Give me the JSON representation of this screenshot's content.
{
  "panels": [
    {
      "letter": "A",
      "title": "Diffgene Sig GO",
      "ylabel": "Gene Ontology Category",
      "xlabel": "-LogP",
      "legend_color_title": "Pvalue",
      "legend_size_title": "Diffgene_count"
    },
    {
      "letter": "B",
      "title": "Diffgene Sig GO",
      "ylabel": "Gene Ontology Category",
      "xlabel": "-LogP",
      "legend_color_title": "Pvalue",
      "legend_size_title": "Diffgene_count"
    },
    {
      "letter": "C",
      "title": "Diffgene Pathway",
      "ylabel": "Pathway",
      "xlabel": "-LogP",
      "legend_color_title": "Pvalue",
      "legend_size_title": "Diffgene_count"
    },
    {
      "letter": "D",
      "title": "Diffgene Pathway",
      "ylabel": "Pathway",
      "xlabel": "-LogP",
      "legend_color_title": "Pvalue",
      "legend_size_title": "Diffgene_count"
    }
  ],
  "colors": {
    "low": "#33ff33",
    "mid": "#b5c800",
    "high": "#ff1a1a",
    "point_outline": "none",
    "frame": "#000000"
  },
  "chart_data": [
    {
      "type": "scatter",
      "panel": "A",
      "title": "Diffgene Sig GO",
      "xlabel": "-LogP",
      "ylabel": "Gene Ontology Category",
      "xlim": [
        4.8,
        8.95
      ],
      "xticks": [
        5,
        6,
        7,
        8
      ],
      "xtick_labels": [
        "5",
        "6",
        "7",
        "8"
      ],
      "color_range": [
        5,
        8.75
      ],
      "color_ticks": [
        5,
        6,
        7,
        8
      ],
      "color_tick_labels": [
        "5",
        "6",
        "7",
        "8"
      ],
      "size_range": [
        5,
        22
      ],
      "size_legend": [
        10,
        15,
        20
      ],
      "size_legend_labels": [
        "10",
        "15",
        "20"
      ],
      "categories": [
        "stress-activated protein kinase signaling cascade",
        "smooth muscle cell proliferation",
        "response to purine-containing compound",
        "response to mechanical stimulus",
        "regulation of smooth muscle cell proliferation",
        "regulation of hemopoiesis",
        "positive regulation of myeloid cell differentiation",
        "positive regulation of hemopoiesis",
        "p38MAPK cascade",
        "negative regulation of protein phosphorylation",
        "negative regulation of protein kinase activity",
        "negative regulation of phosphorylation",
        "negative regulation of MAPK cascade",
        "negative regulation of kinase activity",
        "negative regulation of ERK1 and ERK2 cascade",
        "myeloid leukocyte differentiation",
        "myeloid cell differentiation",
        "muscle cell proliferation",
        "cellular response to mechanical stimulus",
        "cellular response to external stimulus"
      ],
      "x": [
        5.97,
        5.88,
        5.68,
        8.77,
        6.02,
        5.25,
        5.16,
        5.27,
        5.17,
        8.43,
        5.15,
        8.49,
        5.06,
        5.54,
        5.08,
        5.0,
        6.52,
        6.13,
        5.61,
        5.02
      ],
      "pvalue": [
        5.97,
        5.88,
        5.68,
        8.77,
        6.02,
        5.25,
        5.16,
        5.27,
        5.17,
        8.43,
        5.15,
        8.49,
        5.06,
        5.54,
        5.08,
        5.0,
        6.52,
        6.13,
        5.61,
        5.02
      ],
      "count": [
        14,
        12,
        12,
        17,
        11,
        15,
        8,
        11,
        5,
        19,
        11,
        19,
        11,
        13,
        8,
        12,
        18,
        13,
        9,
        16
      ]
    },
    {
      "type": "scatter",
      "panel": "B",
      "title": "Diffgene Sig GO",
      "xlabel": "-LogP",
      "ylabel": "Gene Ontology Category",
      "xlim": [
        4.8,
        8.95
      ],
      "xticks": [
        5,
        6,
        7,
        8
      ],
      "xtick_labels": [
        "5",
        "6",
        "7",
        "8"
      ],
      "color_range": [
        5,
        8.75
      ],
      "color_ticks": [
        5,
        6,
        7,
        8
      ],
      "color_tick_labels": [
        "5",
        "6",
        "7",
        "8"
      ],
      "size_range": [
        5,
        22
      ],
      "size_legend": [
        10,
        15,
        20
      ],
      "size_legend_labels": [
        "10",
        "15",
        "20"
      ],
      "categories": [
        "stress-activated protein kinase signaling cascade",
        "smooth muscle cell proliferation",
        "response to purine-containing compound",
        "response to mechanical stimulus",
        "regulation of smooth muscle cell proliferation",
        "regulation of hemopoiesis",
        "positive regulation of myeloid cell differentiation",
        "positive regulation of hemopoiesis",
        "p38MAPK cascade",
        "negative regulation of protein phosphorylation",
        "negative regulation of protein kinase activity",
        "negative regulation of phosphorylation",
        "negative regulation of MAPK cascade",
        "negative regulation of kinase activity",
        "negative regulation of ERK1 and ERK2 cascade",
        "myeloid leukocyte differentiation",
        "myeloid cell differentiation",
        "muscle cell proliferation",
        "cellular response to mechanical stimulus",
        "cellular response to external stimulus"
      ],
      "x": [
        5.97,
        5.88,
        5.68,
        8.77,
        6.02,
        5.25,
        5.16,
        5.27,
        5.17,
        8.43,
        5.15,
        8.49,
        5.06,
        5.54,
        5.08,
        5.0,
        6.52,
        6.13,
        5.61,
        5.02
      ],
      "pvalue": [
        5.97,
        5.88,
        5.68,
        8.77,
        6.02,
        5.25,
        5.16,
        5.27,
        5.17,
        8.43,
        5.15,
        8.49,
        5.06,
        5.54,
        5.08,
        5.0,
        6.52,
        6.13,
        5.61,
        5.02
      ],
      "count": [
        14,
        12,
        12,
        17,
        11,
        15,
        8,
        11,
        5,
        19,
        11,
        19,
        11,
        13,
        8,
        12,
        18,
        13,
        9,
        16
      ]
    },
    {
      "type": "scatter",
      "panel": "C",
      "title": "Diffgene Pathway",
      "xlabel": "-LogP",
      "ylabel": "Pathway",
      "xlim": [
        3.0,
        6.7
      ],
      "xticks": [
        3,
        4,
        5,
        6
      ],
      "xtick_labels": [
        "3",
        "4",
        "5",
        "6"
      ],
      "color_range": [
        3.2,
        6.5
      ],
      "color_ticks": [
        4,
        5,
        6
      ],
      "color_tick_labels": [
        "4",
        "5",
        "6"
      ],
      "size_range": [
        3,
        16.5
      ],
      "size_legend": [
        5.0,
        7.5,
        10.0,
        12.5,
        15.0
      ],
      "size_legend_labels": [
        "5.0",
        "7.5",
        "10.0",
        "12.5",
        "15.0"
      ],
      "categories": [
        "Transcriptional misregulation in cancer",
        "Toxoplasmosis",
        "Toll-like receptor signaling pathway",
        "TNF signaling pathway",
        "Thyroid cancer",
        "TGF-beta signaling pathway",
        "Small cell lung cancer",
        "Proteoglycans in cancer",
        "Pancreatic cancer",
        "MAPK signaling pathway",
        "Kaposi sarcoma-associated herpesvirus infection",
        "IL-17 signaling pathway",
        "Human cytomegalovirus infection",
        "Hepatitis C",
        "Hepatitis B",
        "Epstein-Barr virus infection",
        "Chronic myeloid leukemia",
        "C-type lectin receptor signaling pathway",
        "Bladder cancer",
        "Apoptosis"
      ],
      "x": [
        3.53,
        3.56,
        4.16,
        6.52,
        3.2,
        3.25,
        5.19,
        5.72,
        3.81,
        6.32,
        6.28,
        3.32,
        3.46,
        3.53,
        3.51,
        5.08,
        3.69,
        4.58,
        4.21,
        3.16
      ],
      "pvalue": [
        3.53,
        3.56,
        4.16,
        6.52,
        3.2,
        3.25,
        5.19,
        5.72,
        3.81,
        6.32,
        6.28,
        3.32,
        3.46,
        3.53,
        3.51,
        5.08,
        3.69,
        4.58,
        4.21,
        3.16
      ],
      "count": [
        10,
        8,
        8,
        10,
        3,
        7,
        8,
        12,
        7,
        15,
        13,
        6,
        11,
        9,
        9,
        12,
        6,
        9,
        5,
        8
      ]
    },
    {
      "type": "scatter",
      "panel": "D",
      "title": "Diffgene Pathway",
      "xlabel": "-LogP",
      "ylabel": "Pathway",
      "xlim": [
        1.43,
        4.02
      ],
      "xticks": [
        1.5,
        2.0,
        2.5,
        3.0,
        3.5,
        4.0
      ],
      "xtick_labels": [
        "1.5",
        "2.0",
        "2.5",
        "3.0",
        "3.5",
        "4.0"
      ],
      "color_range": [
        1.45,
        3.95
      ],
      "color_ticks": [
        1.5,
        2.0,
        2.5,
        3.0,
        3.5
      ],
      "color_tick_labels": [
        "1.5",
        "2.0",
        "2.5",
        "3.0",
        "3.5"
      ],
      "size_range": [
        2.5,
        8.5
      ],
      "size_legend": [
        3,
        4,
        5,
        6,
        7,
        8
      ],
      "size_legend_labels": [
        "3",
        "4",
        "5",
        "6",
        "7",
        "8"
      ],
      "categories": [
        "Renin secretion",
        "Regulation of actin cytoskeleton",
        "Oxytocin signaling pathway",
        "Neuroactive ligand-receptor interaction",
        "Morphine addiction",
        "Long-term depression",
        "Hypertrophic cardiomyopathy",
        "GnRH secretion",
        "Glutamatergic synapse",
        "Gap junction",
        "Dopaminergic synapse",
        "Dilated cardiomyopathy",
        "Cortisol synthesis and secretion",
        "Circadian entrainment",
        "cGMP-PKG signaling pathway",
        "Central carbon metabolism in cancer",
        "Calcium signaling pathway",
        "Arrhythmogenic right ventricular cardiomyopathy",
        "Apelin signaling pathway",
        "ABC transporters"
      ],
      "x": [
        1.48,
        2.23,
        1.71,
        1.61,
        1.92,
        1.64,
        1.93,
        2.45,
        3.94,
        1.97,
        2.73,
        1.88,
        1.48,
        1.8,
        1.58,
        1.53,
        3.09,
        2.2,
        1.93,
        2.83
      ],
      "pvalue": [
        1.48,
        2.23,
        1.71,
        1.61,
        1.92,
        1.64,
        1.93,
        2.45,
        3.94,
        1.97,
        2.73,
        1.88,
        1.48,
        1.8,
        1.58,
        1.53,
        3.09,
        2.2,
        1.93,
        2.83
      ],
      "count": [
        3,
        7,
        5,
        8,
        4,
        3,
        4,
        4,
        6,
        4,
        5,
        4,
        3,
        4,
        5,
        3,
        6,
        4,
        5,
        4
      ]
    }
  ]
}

☆ ☆ ☆ ☆ ☆

### [YOUR GOAL]
In the records above, find every line containing the word "cancer" and show it.

### [EXPECTED OUTPUT]
        "Transcriptional misregulation in cancer",
        "Thyroid cancer",
        "Small cell lung cancer",
        "Proteoglycans in cancer",
        "Pancreatic cancer",
        "Bladder cancer",
        "Central carbon metabolism in cancer",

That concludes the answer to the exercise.